• [TASK BRIEF] The output should be the records themselves, given again exactly.

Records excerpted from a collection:
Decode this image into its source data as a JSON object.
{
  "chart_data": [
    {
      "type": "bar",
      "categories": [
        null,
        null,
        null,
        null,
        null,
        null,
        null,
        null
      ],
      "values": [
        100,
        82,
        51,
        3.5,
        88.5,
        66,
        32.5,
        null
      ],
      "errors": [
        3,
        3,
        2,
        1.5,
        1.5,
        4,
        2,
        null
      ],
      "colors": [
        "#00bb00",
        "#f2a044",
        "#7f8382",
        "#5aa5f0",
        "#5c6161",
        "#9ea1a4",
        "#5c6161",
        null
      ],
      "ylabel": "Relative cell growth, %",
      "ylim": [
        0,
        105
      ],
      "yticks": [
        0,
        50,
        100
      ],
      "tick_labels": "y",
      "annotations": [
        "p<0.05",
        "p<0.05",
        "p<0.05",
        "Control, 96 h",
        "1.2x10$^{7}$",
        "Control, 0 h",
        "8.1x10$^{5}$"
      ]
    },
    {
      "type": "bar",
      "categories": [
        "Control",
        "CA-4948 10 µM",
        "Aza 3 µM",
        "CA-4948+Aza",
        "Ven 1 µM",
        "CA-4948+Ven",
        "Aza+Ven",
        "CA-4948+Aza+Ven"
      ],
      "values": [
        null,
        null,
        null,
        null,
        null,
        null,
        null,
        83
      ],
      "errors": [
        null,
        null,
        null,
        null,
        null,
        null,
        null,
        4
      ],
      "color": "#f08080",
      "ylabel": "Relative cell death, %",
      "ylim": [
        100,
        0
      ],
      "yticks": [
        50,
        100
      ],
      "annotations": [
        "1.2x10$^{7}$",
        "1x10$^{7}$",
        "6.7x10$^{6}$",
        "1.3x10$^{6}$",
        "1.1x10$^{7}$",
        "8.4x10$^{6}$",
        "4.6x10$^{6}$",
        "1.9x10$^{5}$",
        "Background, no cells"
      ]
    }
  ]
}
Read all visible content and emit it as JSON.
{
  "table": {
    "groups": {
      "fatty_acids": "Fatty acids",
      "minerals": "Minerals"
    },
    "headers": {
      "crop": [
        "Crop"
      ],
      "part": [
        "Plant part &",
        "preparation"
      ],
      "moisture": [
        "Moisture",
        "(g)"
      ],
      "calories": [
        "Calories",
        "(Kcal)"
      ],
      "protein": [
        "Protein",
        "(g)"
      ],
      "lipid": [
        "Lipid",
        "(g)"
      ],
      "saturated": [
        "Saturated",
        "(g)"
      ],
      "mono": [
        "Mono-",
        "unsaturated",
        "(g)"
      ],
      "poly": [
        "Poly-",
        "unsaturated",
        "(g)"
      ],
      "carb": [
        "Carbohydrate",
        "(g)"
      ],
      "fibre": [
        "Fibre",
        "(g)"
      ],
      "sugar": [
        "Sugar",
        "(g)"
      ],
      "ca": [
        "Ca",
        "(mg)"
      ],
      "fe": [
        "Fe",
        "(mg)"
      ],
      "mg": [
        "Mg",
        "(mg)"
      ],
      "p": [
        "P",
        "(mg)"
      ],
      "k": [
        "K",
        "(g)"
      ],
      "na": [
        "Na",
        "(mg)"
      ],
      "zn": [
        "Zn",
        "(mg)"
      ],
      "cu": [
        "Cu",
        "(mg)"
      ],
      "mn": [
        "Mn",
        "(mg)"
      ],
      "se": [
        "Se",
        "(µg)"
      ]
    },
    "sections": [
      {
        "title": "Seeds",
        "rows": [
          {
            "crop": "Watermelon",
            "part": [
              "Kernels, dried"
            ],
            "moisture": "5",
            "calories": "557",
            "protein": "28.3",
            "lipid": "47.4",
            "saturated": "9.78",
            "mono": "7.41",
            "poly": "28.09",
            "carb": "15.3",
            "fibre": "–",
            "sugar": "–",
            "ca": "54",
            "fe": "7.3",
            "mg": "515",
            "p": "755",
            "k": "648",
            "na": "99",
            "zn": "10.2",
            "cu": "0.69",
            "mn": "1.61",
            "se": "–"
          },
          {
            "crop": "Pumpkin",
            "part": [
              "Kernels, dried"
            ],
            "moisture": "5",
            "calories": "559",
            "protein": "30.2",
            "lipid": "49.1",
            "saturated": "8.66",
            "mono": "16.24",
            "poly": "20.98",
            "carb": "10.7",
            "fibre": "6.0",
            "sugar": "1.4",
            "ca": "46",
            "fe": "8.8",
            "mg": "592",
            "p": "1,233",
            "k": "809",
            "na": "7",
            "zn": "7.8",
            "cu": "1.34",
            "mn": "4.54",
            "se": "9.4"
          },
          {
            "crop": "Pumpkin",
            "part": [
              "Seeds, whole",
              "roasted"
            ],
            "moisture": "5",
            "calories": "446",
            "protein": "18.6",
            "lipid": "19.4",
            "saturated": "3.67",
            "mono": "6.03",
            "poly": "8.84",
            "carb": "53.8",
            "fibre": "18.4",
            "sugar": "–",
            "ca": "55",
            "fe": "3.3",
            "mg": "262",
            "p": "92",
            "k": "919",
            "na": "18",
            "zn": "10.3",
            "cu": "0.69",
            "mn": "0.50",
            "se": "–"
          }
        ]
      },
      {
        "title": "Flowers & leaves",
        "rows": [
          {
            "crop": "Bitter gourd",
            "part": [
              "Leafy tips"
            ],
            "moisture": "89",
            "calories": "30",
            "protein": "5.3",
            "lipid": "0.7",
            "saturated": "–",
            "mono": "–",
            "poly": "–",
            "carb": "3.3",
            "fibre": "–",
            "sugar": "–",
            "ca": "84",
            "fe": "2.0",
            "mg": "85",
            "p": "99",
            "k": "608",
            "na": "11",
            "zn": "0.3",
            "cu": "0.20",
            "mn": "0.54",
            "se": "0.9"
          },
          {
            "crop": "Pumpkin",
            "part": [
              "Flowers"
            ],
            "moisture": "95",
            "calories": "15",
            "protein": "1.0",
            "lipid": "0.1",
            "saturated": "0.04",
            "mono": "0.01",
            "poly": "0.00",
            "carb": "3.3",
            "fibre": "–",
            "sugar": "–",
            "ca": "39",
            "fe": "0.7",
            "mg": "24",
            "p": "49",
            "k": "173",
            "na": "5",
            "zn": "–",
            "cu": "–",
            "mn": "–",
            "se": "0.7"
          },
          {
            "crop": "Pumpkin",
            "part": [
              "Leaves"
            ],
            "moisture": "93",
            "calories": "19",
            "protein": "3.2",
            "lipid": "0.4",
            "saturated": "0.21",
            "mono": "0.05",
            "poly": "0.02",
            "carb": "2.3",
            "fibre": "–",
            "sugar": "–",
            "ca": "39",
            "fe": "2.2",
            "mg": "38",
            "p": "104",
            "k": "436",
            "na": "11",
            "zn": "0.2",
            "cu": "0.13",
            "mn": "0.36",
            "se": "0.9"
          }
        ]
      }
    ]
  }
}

• [SOLUTION FOR THIS PROBLEM]
Decode this image into its source data as a JSON object.
{
  "chart_data": [
    {
      "type": "bar",
      "categories": [
        null,
        null,
        null,
        null,
        null,
        null,
        null,
        null
      ],
      "values": [
        100,
        82,
        51,
        3.5,
        88.5,
        66,
        32.5,
        null
      ],
      "errors": [
        3,
        3,
        2,
        1.5,
        1.5,
        4,
        2,
        null
      ],
      "colors": [
        "#00bb00",
        "#f2a044",
        "#7f8382",
        "#5aa5f0",
        "#5c6161",
        "#9ea1a4",
        "#5c6161",
        null
      ],
      "ylabel": "Relative cell growth, %",
      "ylim": [
        0,
        105
      ],
      "yticks": [
        0,
        50,
        100
      ],
      "tick_labels": "y",
      "annotations": [
        "p<0.05",
        "p<0.05",
        "p<0.05",
        "Control, 96 h",
        "1.2x10$^{7}$",
        "Control, 0 h",
        "8.1x10$^{5}$"
      ]
    },
    {
      "type": "bar",
      "categories": [
        "Control",
        "CA-4948 10 µM",
        "Aza 3 µM",
        "CA-4948+Aza",
        "Ven 1 µM",
        "CA-4948+Ven",
        "Aza+Ven",
        "CA-4948+Aza+Ven"
      ],
      "values": [
        null,
        null,
        null,
        null,
        null,
        null,
        null,
        83
      ],
      "errors": [
        null,
        null,
        null,
        null,
        null,
        null,
        null,
        4
      ],
      "color": "#f08080",
      "ylabel": "Relative cell death, %",
      "ylim": [
        100,
        0
      ],
      "yticks": [
        50,
        100
      ],
      "annotations": [
        "1.2x10$^{7}$",
        "1x10$^{7}$",
        "6.7x10$^{6}$",
        "1.3x10$^{6}$",
        "1.1x10$^{7}$",
        "8.4x10$^{6}$",
        "4.6x10$^{6}$",
        "1.9x10$^{5}$",
        "Background, no cells"
      ]
    }
  ]
}
Read all visible content and emit it as JSON.
{
  "table": {
    "groups": {
      "fatty_acids": "Fatty acids",
      "minerals": "Minerals"
    },
    "headers": {
      "crop": [
        "Crop"
      ],
      "part": [
        "Plant part &",
        "preparation"
      ],
      "moisture": [
        "Moisture",
        "(g)"
      ],
      "calories": [
        "Calories",
        "(Kcal)"
      ],
      "protein": [
        "Protein",
        "(g)"
      ],
      "lipid": [
        "Lipid",
        "(g)"
      ],
      "saturated": [
        "Saturated",
        "(g)"
      ],
      "mono": [
        "Mono-",
        "unsaturated",
        "(g)"
      ],
      "poly": [
        "Poly-",
        "unsaturated",
        "(g)"
      ],
      "carb": [
        "Carbohydrate",
        "(g)"
      ],
      "fibre": [
        "Fibre",
        "(g)"
      ],
      "sugar": [
        "Sugar",
        "(g)"
      ],
      "ca": [
        "Ca",
        "(mg)"
      ],
      "fe": [
        "Fe",
        "(mg)"
      ],
      "mg": [
        "Mg",
        "(mg)"
      ],
      "p": [
        "P",
        "(mg)"
      ],
      "k": [
        "K",
        "(g)"
      ],
      "na": [
        "Na",
        "(mg)"
      ],
      "zn": [
        "Zn",
        "(mg)"
      ],
      "cu": [
        "Cu",
        "(mg)"
      ],
      "mn": [
        "Mn",
        "(mg)"
      ],
      "se": [
        "Se",
        "(µg)"
      ]
    },
    "sections": [
      {
        "title": "Seeds",
        "rows": [
          {
            "crop": "Watermelon",
            "part": [
              "Kernels, dried"
            ],
            "moisture": "5",
            "calories": "557",
            "protein": "28.3",
            "lipid": "47.4",
            "saturated": "9.78",
            "mono": "7.41",
            "poly": "28.09",
            "carb": "15.3",
            "fibre": "–",
            "sugar": "–",
            "ca": "54",
            "fe": "7.3",
            "mg": "515",
            "p": "755",
            "k": "648",
            "na": "99",
            "zn": "10.2",
            "cu": "0.69",
            "mn": "1.61",
            "se": "–"
          },
          {
            "crop": "Pumpkin",
            "part": [
              "Kernels, dried"
            ],
            "moisture": "5",
            "calories": "559",
            "protein": "30.2",
            "lipid": "49.1",
            "saturated": "8.66",
            "mono": "16.24",
            "poly": "20.98",
            "carb": "10.7",
            "fibre": "6.0",
            "sugar": "1.4",
            "ca": "46",
            "fe": "8.8",
            "mg": "592",
            "p": "1,233",
            "k": "809",
            "na": "7",
            "zn": "7.8",
            "cu": "1.34",
            "mn": "4.54",
            "se": "9.4"
          },
          {
            "crop": "Pumpkin",
            "part": [
              "Seeds, whole",
              "roasted"
            ],
            "moisture": "5",
            "calories": "446",
            "protein": "18.6",
            "lipid": "19.4",
            "saturated": "3.67",
            "mono": "6.03",
            "poly": "8.84",
            "carb": "53.8",
            "fibre": "18.4",
            "sugar": "–",
            "ca": "55",
            "fe": "3.3",
            "mg": "262",
            "p": "92",
            "k": "919",
            "na": "18",
            "zn": "10.3",
            "cu": "0.69",
            "mn": "0.50",
            "se": "–"
          }
        ]
      },
      {
        "title": "Flowers & leaves",
        "rows": [
          {
            "crop": "Bitter gourd",
            "part": [
              "Leafy tips"
            ],
            "moisture": "89",
            "calories": "30",
            "protein": "5.3",
            "lipid": "0.7",
            "saturated": "–",
            "mono": "–",
            "poly": "–",
            "carb": "3.3",
            "fibre": "–",
            "sugar": "–",
            "ca": "84",
            "fe": "2.0",
            "mg": "85",
            "p": "99",
            "k": "608",
            "na": "11",
            "zn": "0.3",
            "cu": "0.20",
            "mn": "0.54",
            "se": "0.9"
          },
          {
            "crop": "Pumpkin",
            "part": [
              "Flowers"
            ],
            "moisture": "95",
            "calories": "15",
            "protein": "1.0",
            "lipid": "0.1",
            "saturated": "0.04",
            "mono": "0.01",
            "poly": "0.00",
            "carb": "3.3",
            "fibre": "–",
            "sugar": "–",
            "ca": "39",
            "fe": "0.7",
            "mg": "24",
            "p": "49",
            "k": "173",
            "na": "5",
            "zn": "–",
            "cu": "–",
            "mn": "–",
            "se": "0.7"
          },
          {
            "crop": "Pumpkin",
            "part": [
              "Leaves"
            ],
            "moisture": "93",
            "calories": "19",
            "protein": "3.2",
            "lipid": "0.4",
            "saturated": "0.21",
            "mono": "0.05",
            "poly": "0.02",
            "carb": "2.3",
            "fibre": "–",
            "sugar": "–",
            "ca": "39",
            "fe": "2.2",
            "mg": "38",
            "p": "104",
            "k": "436",
            "na": "11",
            "zn": "0.2",
            "cu": "0.13",
            "mn": "0.36",
            "se": "0.9"
          }
        ]
      }
    ]
  }
}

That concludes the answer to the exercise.